**WORK TO DO**
Where a line in the listing contains the string "values", copy that line out.

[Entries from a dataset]
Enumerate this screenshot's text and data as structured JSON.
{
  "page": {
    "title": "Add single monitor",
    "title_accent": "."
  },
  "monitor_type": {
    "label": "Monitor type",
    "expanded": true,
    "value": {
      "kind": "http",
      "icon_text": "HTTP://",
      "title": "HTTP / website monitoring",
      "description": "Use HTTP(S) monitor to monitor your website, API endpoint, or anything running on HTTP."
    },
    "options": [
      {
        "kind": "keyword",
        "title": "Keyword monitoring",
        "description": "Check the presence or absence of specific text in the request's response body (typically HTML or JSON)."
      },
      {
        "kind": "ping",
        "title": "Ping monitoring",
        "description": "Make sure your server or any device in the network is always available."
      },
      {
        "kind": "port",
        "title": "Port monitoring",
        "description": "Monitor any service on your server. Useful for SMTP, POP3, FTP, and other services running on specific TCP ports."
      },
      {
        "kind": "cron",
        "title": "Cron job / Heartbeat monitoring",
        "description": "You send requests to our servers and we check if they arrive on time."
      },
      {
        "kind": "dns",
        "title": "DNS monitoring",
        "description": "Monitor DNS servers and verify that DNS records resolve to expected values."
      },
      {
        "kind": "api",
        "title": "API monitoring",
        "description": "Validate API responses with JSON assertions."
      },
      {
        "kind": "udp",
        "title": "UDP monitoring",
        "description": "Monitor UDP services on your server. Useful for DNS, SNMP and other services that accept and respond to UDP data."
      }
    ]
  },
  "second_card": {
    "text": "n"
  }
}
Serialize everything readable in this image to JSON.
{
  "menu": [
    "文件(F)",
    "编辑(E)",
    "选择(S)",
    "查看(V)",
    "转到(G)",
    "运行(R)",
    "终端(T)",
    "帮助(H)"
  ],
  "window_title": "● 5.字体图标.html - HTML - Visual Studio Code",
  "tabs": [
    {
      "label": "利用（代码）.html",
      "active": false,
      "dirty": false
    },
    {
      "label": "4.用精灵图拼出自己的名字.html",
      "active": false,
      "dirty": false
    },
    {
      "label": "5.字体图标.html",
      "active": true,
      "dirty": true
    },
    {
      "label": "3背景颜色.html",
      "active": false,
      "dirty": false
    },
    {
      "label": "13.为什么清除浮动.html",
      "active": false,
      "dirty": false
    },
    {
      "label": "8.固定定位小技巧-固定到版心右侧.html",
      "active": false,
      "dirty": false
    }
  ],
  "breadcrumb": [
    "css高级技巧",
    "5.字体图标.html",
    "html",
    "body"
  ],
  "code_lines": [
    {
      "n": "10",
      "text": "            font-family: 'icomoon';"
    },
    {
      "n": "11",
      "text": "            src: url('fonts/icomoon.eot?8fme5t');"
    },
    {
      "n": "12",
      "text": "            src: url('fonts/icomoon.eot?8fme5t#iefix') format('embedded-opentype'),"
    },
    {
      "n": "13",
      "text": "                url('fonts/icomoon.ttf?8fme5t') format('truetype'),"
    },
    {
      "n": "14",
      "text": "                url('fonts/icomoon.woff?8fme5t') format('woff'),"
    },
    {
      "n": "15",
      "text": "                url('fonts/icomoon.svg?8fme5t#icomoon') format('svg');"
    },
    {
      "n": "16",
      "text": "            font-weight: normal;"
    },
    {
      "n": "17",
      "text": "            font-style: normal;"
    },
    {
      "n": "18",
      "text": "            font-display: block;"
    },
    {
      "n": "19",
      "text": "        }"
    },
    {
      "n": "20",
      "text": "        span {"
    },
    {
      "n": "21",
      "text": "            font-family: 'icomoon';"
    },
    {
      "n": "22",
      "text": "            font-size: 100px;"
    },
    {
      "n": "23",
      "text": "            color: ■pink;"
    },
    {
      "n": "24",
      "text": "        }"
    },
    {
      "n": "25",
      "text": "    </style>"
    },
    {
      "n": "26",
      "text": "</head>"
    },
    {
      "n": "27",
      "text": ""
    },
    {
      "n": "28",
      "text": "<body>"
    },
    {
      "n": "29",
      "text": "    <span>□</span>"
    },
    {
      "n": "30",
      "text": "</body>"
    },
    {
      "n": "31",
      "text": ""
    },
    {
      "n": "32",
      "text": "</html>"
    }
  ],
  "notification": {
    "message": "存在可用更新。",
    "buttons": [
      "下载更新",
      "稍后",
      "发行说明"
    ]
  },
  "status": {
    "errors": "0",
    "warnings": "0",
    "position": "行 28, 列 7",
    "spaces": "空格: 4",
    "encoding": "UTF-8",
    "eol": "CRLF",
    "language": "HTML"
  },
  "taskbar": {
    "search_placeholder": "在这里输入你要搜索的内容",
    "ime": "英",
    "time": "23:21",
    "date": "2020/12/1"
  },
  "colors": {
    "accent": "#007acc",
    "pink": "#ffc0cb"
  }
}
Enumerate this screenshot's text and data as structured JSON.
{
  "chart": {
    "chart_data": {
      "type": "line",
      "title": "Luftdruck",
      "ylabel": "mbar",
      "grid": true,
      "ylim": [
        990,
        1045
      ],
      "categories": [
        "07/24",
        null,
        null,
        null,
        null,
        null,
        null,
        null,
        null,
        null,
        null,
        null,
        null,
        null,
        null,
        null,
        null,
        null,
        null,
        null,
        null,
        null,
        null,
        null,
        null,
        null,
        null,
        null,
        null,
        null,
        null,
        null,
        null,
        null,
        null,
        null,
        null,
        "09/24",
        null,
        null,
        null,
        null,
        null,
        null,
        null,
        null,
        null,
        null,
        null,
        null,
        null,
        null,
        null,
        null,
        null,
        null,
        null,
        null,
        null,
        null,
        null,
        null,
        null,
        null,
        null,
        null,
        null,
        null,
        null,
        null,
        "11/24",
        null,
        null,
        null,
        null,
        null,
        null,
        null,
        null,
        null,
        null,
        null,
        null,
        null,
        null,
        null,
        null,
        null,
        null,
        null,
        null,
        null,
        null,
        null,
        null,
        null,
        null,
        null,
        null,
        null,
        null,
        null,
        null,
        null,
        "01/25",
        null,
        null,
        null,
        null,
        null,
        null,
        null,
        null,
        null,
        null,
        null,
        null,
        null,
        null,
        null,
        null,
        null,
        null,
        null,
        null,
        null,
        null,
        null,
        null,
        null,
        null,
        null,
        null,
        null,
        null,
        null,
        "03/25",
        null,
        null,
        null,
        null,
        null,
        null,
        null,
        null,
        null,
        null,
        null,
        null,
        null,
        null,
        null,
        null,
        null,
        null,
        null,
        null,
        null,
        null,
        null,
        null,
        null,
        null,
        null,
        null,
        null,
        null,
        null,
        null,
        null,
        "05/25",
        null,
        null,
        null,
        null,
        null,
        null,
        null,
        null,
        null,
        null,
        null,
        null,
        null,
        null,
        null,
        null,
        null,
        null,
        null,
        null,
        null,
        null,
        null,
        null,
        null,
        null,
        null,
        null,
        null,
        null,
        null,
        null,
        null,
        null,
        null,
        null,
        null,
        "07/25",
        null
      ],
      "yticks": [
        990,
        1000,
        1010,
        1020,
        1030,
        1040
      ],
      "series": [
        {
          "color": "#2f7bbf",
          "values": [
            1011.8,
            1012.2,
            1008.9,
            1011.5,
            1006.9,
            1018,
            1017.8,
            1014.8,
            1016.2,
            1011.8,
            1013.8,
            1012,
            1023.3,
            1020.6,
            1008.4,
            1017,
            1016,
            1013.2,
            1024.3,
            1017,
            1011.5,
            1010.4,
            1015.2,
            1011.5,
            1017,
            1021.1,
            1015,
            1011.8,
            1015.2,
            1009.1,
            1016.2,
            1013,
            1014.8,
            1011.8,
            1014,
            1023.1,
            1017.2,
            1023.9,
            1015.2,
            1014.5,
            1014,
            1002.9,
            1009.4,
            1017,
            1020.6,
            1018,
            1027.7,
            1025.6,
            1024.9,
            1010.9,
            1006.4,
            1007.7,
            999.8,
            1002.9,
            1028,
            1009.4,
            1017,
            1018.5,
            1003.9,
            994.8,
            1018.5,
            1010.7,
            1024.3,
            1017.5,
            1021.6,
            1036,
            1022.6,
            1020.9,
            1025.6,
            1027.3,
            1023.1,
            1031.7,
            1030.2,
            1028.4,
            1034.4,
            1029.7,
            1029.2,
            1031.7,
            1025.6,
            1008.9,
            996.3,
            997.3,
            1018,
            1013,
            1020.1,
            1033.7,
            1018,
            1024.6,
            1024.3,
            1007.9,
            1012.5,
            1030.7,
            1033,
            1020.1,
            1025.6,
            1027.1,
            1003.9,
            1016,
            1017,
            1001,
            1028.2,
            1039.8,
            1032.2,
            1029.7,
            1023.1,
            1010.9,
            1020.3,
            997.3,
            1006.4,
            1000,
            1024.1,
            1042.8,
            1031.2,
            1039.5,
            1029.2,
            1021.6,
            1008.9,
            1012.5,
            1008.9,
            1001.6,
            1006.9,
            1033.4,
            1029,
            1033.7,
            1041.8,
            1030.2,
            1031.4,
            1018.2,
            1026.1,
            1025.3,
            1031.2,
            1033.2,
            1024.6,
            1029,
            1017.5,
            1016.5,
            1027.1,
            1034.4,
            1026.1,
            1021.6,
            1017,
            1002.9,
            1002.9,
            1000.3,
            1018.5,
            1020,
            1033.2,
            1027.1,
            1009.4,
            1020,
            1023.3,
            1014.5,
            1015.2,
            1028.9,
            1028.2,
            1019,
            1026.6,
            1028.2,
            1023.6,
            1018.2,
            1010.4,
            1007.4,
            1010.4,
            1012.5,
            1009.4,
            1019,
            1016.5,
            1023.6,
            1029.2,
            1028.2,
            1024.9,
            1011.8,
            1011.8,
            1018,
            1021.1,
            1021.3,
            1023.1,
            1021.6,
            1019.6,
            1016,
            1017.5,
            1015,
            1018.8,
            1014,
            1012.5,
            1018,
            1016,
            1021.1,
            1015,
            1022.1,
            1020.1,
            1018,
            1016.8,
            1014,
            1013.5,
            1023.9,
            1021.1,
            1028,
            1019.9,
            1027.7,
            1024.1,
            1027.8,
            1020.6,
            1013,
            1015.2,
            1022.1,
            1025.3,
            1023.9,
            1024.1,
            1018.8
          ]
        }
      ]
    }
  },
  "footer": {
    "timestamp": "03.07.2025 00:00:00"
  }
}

**RIGHT ANSWER**
        "description": "Monitor DNS servers and verify that DNS records resolve to expected values."
          "values": [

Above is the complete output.